**Task directions**
Show all lines from the data that include the word "Lokasi".

**Data to use**

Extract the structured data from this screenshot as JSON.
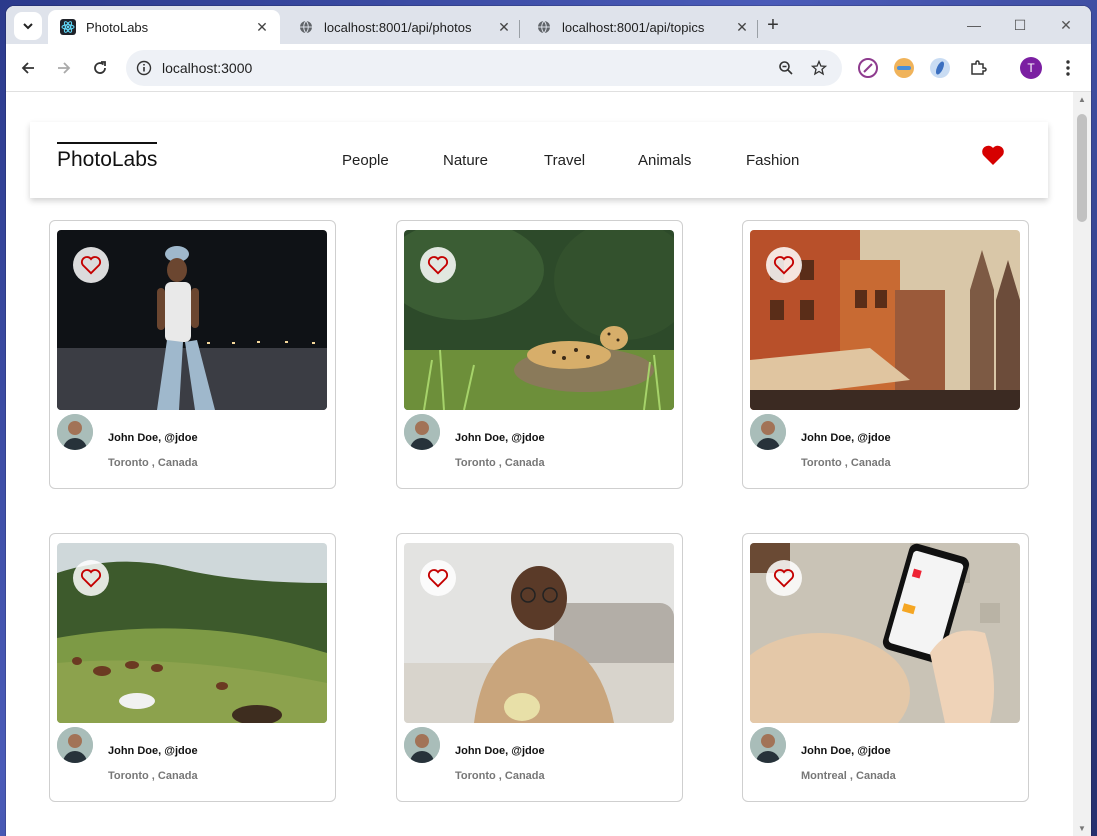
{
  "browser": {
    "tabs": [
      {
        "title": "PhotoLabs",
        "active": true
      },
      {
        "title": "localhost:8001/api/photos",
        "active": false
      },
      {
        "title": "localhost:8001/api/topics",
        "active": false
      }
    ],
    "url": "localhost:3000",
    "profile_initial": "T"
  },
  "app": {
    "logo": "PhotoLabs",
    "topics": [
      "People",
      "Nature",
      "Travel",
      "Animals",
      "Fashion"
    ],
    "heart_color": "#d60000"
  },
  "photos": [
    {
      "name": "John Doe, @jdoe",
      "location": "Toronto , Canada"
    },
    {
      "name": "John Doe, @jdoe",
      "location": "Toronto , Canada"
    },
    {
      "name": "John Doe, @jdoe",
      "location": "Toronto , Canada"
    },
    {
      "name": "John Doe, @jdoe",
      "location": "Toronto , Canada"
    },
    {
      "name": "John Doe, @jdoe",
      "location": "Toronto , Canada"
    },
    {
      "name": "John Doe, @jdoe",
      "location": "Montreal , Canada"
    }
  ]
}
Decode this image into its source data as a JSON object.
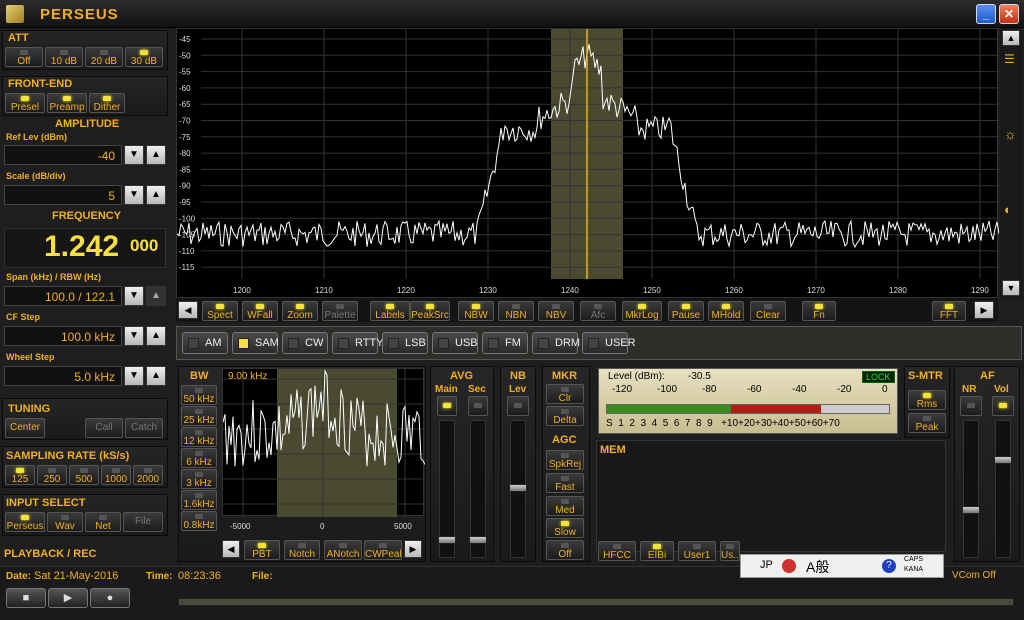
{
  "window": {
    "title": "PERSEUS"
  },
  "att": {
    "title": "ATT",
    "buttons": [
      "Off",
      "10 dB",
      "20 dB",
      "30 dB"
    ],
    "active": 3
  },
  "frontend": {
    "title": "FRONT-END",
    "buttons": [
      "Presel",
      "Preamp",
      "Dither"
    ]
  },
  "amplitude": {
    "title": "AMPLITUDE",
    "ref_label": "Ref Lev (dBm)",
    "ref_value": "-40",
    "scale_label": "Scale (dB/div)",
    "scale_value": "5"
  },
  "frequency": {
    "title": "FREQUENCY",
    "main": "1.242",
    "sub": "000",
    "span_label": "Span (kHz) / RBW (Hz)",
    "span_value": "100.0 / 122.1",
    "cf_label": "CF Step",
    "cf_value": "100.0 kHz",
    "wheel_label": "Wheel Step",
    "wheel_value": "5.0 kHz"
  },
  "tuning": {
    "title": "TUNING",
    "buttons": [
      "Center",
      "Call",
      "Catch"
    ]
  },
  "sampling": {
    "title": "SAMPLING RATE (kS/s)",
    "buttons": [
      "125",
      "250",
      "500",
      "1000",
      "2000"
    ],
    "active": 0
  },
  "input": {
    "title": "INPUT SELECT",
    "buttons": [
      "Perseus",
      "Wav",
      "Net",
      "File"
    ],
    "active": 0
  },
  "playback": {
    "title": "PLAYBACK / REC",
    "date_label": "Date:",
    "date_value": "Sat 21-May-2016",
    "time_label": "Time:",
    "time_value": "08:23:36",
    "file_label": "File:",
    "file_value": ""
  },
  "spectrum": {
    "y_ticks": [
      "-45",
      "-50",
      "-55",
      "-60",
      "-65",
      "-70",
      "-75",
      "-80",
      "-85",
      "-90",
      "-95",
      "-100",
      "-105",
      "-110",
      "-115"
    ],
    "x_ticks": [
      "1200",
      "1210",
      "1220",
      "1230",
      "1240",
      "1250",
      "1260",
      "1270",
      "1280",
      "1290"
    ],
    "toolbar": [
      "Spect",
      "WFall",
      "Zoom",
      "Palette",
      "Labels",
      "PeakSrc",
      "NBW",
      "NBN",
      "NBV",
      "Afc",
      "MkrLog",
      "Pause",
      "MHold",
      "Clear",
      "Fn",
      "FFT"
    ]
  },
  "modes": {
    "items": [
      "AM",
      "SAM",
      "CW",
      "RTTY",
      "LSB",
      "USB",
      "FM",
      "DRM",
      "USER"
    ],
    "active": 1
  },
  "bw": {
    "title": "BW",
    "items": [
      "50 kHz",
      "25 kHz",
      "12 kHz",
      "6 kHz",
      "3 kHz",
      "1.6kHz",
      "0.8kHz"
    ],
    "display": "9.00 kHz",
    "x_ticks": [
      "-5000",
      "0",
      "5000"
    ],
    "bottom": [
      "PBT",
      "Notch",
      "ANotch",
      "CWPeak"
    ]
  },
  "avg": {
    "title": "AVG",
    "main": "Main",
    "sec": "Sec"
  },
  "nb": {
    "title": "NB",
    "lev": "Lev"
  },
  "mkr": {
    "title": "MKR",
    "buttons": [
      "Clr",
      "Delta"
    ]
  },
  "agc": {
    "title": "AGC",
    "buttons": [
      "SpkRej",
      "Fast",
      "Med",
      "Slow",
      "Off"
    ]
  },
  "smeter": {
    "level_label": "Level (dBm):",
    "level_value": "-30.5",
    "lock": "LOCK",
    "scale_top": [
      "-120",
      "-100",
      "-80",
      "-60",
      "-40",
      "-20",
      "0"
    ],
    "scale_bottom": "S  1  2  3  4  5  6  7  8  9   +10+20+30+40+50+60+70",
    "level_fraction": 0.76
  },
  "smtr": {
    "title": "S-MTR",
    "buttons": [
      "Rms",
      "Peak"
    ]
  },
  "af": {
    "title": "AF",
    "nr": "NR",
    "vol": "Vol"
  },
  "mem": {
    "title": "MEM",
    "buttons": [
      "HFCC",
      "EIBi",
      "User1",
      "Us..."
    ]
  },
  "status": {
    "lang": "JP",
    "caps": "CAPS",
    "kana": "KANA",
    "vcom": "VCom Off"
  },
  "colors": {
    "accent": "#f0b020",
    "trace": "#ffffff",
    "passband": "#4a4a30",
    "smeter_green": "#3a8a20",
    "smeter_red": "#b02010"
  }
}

* * *

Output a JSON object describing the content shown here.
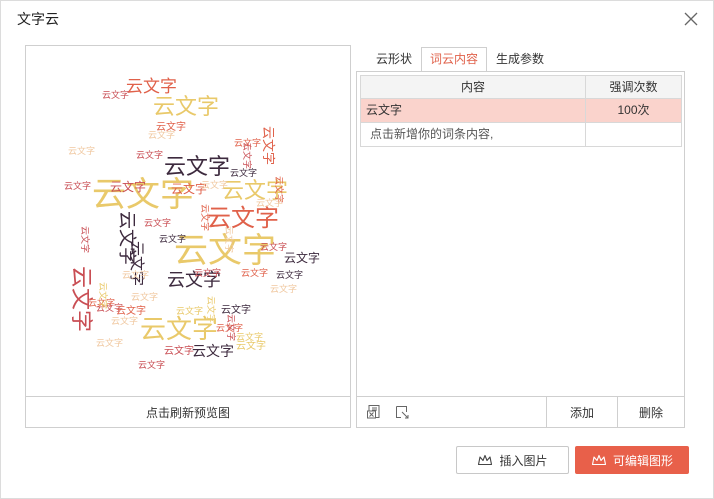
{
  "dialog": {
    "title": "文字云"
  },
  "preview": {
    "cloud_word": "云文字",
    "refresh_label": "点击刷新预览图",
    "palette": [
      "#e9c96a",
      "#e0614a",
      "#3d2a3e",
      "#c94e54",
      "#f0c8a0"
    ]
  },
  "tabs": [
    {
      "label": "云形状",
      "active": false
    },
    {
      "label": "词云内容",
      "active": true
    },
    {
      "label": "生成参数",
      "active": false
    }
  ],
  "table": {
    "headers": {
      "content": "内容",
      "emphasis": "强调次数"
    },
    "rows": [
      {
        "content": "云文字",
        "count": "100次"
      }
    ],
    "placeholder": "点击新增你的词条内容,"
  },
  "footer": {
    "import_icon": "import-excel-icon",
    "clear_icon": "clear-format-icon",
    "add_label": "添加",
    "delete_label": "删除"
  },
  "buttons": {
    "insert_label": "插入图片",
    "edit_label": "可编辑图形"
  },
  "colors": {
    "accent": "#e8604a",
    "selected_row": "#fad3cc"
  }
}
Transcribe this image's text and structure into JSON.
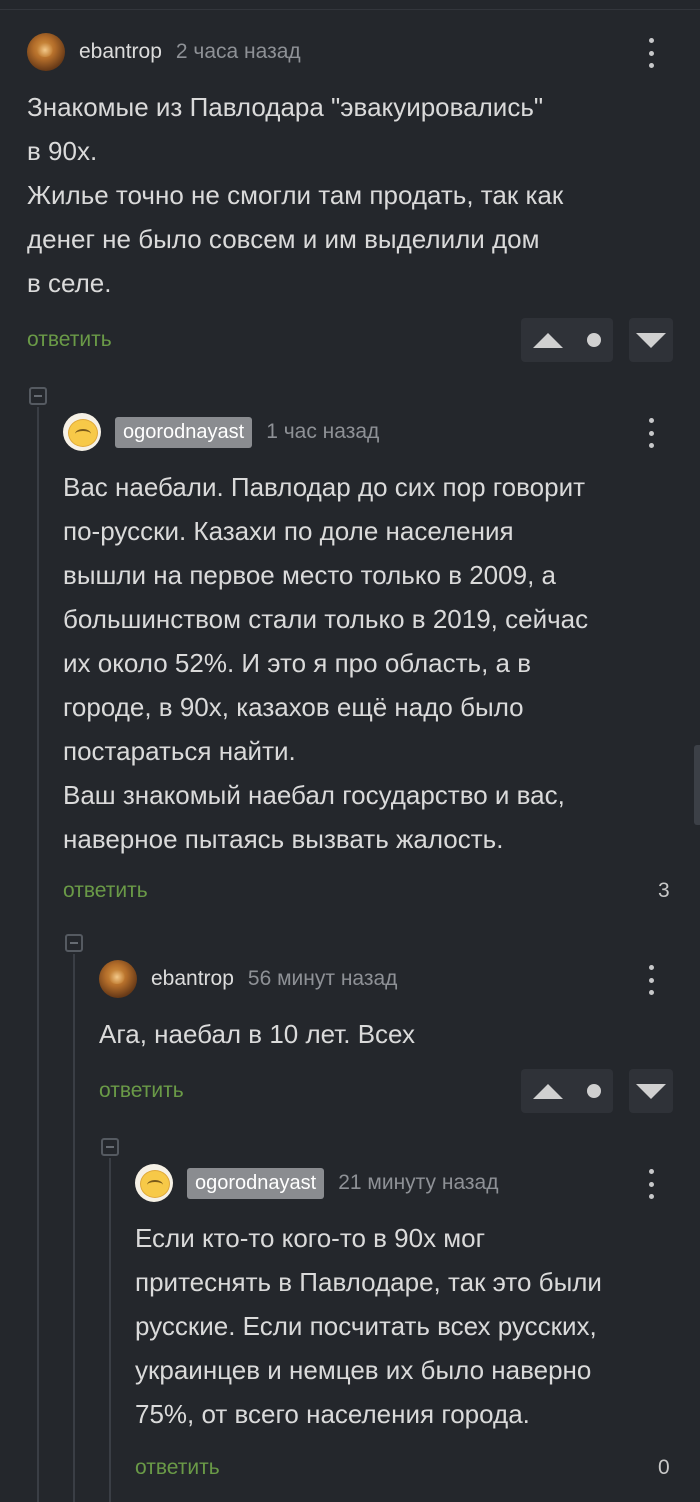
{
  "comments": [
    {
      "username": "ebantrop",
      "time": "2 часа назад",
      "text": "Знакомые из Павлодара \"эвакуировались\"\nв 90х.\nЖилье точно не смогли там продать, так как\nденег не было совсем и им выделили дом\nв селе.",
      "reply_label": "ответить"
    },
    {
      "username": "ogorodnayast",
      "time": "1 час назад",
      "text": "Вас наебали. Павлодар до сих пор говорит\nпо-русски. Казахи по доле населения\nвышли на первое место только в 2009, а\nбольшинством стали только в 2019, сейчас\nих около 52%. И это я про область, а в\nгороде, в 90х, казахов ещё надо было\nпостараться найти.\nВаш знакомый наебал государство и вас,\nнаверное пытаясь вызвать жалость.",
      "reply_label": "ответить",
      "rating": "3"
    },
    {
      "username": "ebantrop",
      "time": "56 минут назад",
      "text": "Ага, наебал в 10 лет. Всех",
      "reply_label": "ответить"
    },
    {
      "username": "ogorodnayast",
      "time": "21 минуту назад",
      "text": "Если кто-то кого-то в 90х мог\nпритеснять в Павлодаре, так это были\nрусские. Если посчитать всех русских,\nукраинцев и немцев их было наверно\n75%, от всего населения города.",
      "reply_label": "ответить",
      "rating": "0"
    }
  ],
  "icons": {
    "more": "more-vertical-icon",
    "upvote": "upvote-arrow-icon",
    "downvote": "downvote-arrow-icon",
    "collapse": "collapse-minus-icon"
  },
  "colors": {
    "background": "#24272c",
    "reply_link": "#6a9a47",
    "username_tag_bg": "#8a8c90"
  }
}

---

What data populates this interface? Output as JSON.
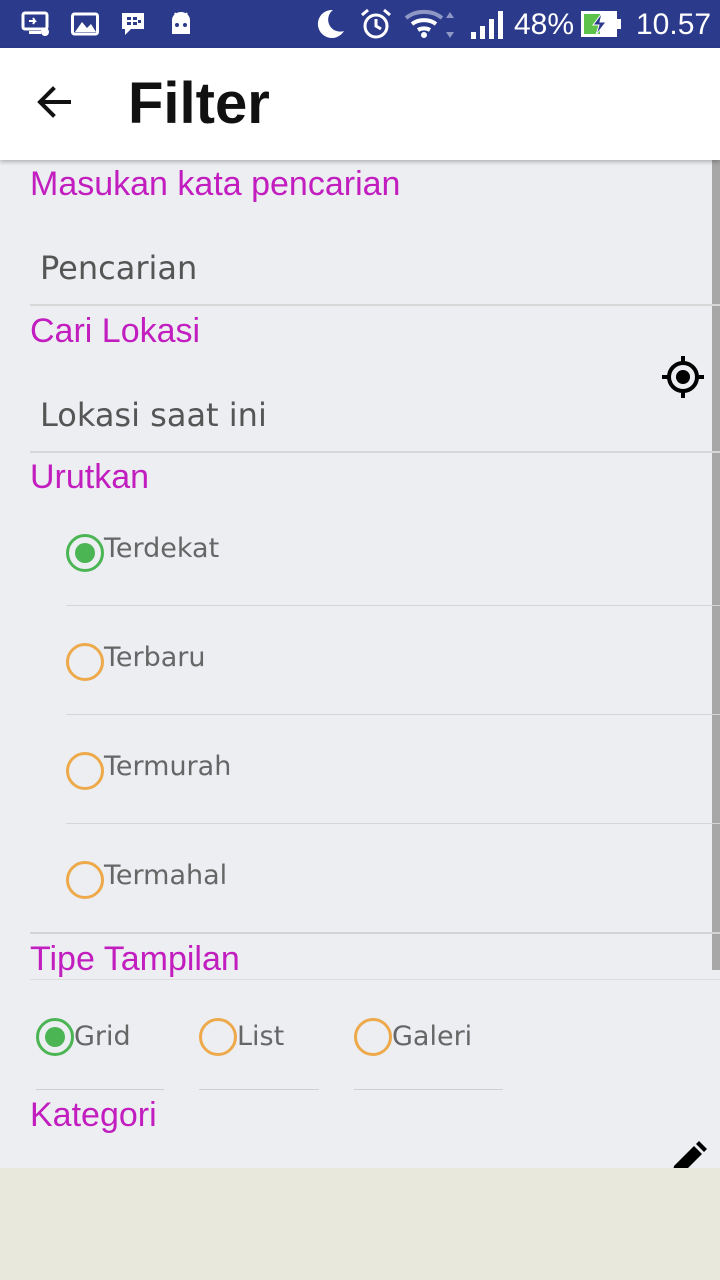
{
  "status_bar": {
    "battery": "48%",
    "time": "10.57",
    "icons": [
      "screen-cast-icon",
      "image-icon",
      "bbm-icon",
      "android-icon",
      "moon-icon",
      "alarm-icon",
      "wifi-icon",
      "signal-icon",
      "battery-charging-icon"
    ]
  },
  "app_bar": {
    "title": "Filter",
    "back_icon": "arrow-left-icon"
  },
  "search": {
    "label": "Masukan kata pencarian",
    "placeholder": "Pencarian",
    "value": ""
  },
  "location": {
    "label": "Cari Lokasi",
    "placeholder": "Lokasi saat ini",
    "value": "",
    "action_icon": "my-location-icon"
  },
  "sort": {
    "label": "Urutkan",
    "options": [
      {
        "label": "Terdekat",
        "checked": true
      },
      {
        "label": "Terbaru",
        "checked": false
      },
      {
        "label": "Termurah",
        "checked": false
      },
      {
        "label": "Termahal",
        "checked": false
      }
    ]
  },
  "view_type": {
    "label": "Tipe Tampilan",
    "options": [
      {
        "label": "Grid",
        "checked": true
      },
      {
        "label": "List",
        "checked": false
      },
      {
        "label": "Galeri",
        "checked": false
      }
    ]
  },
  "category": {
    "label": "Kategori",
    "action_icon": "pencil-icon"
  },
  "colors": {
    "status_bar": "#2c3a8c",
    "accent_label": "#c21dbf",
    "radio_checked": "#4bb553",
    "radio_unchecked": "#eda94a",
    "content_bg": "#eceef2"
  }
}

**Written answer**
    "label": "Cari Lokasi",
    "placeholder": "Lokasi saat ini",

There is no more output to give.